Within the listing below, locate all lines containing the word "分钟总分扣去". Copy each one.
## Start RECORDS PROVIDED
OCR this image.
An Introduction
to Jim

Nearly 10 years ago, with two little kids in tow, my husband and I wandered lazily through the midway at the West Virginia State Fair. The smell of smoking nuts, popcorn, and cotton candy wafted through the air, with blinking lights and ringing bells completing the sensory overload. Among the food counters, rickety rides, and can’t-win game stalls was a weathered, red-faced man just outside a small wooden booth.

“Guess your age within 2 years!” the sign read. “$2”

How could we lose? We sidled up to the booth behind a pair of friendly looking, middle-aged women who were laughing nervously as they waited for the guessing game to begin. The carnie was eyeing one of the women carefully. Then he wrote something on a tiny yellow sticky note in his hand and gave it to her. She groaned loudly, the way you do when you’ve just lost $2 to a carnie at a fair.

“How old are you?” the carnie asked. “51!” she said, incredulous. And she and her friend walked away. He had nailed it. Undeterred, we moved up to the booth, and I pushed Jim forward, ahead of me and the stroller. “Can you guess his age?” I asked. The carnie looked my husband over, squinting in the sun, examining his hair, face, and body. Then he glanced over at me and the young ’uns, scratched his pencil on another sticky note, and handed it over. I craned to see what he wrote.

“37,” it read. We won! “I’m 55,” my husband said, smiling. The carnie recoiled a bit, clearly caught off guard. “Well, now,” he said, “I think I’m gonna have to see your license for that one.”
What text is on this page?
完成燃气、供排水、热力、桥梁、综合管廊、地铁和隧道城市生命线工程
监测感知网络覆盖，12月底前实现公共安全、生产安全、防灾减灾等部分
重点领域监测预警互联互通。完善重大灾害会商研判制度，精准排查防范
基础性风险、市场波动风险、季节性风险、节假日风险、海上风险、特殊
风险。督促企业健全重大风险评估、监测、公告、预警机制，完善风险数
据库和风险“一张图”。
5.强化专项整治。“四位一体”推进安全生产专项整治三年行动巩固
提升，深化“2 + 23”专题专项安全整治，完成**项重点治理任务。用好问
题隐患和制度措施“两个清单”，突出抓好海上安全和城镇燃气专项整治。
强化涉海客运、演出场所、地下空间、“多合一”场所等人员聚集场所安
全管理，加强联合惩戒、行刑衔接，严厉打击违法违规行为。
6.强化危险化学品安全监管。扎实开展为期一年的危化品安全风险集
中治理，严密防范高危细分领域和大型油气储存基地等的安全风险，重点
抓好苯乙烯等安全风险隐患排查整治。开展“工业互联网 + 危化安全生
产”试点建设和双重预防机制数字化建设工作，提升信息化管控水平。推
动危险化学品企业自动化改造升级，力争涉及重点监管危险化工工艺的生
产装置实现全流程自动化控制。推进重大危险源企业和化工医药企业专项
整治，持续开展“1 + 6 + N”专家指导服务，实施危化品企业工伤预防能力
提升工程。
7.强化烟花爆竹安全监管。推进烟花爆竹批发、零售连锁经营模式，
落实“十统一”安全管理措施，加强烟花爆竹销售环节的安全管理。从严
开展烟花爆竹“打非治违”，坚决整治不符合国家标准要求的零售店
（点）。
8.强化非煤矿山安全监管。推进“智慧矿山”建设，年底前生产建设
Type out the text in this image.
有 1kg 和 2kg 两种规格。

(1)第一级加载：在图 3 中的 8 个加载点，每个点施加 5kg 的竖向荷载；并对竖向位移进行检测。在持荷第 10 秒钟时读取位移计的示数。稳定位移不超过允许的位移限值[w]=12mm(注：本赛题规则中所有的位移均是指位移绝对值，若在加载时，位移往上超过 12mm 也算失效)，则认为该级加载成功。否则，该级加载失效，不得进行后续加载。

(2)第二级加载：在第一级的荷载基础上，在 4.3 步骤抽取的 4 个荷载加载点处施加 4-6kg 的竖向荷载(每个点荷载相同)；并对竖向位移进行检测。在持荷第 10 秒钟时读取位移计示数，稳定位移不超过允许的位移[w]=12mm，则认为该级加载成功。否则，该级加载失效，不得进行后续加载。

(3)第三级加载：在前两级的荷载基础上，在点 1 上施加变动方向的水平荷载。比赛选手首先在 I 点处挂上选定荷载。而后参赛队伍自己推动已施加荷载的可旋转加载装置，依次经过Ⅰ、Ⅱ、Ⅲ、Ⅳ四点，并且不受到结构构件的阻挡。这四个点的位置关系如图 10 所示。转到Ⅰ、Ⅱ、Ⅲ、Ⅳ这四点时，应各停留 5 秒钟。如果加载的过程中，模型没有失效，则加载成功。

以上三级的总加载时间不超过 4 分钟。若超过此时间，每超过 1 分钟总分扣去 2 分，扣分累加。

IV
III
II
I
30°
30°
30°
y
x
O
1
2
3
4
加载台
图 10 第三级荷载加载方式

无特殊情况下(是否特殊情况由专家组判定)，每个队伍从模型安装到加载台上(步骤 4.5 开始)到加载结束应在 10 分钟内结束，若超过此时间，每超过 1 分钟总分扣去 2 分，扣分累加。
## End RECORDS PROVIDED
→ **ANSWER TO THE EXERCISE**:
以上三级的总加载时间不超过 4 分钟。若超过此时间，每超过 1 分钟总分扣去 2 分，扣分累加。
无特殊情况下(是否特殊情况由专家组判定)，每个队伍从模型安装到加载台上(步骤 4.5 开始)到加载结束应在 10 分钟内结束，若超过此时间，每超过 1 分钟总分扣去 2 分，扣分累加。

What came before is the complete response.